**WHAT IS REQUIRED**
Repeat the data verbatim.

Records from a dataset:
'''
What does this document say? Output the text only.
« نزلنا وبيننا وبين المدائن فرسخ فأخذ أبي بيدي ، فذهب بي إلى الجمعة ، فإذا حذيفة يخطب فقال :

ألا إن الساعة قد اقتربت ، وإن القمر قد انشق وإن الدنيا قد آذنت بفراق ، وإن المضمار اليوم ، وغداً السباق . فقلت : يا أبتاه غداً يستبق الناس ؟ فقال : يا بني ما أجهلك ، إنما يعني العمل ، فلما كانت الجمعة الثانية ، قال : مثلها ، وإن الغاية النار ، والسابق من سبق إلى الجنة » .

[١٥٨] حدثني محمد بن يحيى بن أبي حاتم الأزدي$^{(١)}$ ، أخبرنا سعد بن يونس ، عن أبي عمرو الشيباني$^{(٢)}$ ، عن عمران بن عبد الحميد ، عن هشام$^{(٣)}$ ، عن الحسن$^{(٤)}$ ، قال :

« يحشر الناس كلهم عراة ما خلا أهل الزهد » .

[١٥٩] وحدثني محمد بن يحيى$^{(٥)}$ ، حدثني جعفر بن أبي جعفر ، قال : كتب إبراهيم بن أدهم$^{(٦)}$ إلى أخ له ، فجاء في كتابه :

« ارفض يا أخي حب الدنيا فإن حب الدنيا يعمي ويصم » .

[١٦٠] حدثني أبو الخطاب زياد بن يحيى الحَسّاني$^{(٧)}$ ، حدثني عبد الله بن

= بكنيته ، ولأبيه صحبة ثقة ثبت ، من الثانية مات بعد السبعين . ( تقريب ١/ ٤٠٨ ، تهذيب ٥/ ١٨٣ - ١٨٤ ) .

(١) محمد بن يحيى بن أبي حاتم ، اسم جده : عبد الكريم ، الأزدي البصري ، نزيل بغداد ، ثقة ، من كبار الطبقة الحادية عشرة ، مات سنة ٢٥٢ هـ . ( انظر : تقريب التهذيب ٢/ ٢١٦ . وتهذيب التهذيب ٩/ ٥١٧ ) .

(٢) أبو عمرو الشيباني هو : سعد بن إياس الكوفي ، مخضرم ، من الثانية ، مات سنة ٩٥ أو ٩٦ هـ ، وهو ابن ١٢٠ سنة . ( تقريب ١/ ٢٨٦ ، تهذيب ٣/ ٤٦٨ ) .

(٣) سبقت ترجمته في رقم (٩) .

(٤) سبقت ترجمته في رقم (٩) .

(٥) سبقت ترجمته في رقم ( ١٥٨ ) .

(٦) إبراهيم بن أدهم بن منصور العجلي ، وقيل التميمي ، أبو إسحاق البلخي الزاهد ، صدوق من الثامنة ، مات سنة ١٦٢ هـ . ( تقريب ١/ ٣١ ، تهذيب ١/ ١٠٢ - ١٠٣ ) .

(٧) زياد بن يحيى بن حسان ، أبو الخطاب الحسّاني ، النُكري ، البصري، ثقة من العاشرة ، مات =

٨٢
'''
**RESPONSE TO THIS EXERCISE**
What does this document say? Output the text only.
« نزلنا وبيننا وبين المدائن فرسخ فأخذ أبي بيدي ، فذهب بي إلى الجمعة ، فإذا حذيفة يخطب فقال :

ألا إن الساعة قد اقتربت ، وإن القمر قد انشق وإن الدنيا قد آذنت بفراق ، وإن المضمار اليوم ، وغداً السباق . فقلت : يا أبتاه غداً يستبق الناس ؟ فقال : يا بني ما أجهلك ، إنما يعني العمل ، فلما كانت الجمعة الثانية ، قال : مثلها ، وإن الغاية النار ، والسابق من سبق إلى الجنة » .

[١٥٨] حدثني محمد بن يحيى بن أبي حاتم الأزدي$^{(١)}$ ، أخبرنا سعد بن يونس ، عن أبي عمرو الشيباني$^{(٢)}$ ، عن عمران بن عبد الحميد ، عن هشام$^{(٣)}$ ، عن الحسن$^{(٤)}$ ، قال :

« يحشر الناس كلهم عراة ما خلا أهل الزهد » .

[١٥٩] وحدثني محمد بن يحيى$^{(٥)}$ ، حدثني جعفر بن أبي جعفر ، قال : كتب إبراهيم بن أدهم$^{(٦)}$ إلى أخ له ، فجاء في كتابه :

« ارفض يا أخي حب الدنيا فإن حب الدنيا يعمي ويصم » .

[١٦٠] حدثني أبو الخطاب زياد بن يحيى الحَسّاني$^{(٧)}$ ، حدثني عبد الله بن

= بكنيته ، ولأبيه صحبة ثقة ثبت ، من الثانية مات بعد السبعين . ( تقريب ١/ ٤٠٨ ، تهذيب ٥/ ١٨٣ - ١٨٤ ) .

(١) محمد بن يحيى بن أبي حاتم ، اسم جده : عبد الكريم ، الأزدي البصري ، نزيل بغداد ، ثقة ، من كبار الطبقة الحادية عشرة ، مات سنة ٢٥٢ هـ . ( انظر : تقريب التهذيب ٢/ ٢١٦ . وتهذيب التهذيب ٩/ ٥١٧ ) .

(٢) أبو عمرو الشيباني هو : سعد بن إياس الكوفي ، مخضرم ، من الثانية ، مات سنة ٩٥ أو ٩٦ هـ ، وهو ابن ١٢٠ سنة . ( تقريب ١/ ٢٨٦ ، تهذيب ٣/ ٤٦٨ ) .

(٣) سبقت ترجمته في رقم (٩) .

(٤) سبقت ترجمته في رقم (٩) .

(٥) سبقت ترجمته في رقم ( ١٥٨ ) .

(٦) إبراهيم بن أدهم بن منصور العجلي ، وقيل التميمي ، أبو إسحاق البلخي الزاهد ، صدوق من الثامنة ، مات سنة ١٦٢ هـ . ( تقريب ١/ ٣١ ، تهذيب ١/ ١٠٢ - ١٠٣ ) .

(٧) زياد بن يحيى بن حسان ، أبو الخطاب الحسّاني ، النُكري ، البصري، ثقة من العاشرة ، مات =

٨٢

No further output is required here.